| EXERCISE REQUIREMENTS |
Collect every line from the items below that contains the string "meters", and copy each one in full.

| DATASET ROWS |
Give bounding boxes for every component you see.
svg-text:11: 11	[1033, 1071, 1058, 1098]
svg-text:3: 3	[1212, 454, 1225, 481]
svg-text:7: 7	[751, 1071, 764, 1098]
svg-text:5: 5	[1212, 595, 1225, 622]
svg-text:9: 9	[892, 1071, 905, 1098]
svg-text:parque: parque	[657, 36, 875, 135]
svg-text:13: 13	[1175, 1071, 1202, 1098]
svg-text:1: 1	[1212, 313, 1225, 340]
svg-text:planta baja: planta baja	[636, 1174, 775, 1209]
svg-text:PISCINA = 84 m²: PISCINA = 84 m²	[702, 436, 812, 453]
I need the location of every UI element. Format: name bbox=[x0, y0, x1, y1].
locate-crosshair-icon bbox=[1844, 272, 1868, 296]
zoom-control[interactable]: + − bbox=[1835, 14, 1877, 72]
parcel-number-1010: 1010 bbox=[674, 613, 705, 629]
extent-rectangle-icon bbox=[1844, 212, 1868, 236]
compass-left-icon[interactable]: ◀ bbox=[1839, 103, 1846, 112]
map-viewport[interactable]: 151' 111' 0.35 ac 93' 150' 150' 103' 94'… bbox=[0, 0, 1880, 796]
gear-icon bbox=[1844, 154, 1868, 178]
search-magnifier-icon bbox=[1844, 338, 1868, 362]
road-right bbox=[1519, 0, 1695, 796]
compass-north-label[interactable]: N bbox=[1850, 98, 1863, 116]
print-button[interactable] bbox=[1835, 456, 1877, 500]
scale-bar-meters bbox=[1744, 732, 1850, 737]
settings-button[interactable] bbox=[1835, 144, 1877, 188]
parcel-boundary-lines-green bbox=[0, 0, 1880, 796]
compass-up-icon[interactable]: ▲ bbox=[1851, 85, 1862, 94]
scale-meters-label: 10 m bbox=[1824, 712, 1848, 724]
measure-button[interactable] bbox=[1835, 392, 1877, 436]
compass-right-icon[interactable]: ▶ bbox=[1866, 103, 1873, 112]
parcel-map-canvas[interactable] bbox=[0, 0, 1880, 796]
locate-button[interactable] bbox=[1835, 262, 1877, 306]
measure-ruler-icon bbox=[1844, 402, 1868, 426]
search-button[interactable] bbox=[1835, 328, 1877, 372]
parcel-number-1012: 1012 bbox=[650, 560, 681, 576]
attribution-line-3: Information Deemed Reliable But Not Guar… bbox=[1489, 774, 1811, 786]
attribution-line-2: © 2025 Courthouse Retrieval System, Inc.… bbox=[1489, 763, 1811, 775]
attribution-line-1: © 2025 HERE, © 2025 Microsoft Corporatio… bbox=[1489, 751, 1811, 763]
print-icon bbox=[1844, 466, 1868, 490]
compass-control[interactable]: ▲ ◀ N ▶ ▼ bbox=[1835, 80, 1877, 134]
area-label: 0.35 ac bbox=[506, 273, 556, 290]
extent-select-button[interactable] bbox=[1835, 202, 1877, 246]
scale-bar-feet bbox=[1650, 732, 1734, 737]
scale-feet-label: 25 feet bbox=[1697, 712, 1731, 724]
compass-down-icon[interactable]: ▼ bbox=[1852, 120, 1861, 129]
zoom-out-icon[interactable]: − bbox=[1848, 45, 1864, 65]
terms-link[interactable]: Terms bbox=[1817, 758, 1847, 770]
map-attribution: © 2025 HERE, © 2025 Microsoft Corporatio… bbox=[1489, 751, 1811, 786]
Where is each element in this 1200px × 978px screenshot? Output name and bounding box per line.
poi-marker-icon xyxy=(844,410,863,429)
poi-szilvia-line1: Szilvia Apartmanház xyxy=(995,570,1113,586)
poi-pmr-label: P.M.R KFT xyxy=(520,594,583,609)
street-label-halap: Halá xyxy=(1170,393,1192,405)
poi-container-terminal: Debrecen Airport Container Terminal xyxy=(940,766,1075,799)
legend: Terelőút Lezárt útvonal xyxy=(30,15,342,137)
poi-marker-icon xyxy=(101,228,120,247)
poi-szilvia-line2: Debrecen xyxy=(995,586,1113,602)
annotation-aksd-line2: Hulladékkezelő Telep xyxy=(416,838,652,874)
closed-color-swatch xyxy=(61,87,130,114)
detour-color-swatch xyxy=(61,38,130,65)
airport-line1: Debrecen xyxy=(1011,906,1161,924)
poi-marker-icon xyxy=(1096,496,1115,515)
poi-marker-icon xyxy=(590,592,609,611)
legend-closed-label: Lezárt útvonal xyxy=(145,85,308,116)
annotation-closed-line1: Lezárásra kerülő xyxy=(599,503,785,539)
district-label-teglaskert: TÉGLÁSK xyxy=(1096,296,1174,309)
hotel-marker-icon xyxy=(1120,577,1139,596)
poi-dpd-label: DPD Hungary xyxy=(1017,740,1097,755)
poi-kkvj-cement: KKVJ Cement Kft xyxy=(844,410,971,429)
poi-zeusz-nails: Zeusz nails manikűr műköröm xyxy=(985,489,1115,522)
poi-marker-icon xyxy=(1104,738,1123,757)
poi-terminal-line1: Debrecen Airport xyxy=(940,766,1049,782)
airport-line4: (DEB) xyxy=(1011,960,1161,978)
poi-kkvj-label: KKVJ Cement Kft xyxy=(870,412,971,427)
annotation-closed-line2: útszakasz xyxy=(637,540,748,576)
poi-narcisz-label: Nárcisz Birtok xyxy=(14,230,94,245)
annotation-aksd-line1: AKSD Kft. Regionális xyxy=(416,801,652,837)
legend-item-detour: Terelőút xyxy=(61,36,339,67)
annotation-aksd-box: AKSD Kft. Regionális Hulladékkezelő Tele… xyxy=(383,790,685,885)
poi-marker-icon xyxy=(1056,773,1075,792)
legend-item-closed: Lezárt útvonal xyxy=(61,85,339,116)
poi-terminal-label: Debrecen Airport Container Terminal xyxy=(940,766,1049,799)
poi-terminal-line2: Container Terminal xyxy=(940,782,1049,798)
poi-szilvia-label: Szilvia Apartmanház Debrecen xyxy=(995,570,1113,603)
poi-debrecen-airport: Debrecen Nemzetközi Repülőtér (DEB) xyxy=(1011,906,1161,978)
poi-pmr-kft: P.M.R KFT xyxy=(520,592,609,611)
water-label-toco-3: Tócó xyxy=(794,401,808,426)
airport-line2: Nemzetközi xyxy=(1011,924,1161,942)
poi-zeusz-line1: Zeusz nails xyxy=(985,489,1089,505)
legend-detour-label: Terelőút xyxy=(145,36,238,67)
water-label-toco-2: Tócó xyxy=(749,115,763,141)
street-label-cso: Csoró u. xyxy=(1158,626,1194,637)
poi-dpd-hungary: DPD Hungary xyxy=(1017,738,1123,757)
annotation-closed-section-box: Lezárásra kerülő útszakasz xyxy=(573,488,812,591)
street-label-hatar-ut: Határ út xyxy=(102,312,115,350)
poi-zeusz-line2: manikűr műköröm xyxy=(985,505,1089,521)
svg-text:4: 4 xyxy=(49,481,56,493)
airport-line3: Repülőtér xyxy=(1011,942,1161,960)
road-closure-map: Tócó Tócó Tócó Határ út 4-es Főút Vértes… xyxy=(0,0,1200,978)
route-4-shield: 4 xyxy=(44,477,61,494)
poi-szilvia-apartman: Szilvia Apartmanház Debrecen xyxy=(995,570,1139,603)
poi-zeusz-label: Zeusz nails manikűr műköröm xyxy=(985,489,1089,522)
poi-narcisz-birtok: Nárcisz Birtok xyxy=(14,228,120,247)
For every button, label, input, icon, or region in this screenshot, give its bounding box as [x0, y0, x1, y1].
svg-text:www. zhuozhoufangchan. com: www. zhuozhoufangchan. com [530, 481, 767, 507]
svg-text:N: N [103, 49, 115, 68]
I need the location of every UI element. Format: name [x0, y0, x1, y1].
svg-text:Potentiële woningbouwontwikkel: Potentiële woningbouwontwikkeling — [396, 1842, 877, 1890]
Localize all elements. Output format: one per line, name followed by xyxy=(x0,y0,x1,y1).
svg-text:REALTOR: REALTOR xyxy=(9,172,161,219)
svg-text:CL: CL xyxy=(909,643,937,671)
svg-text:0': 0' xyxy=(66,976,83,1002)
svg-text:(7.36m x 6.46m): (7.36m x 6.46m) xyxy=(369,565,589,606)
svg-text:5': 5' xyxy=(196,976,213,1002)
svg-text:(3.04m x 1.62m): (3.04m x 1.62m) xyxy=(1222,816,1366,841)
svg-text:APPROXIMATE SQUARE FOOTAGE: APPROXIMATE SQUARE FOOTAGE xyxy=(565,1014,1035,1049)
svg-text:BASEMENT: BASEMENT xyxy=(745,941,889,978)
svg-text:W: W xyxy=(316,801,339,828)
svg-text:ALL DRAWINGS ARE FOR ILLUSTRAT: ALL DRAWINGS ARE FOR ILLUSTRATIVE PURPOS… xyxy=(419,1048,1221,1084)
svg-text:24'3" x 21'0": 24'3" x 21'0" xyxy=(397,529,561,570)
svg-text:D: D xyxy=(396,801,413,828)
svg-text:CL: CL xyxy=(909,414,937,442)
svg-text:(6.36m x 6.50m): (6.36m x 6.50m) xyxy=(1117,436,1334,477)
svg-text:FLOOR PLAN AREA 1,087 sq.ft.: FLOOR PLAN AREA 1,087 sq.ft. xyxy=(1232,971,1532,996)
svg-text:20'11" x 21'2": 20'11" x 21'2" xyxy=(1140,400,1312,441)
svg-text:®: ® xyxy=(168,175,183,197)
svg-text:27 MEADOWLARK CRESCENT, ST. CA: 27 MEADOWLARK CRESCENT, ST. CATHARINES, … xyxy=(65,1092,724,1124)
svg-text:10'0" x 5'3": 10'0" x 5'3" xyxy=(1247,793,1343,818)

| RIGHT ANSWER |
scale-bar-meters bbox=[1744, 732, 1850, 737]
scale-meters-label: 10 m bbox=[1824, 712, 1848, 724]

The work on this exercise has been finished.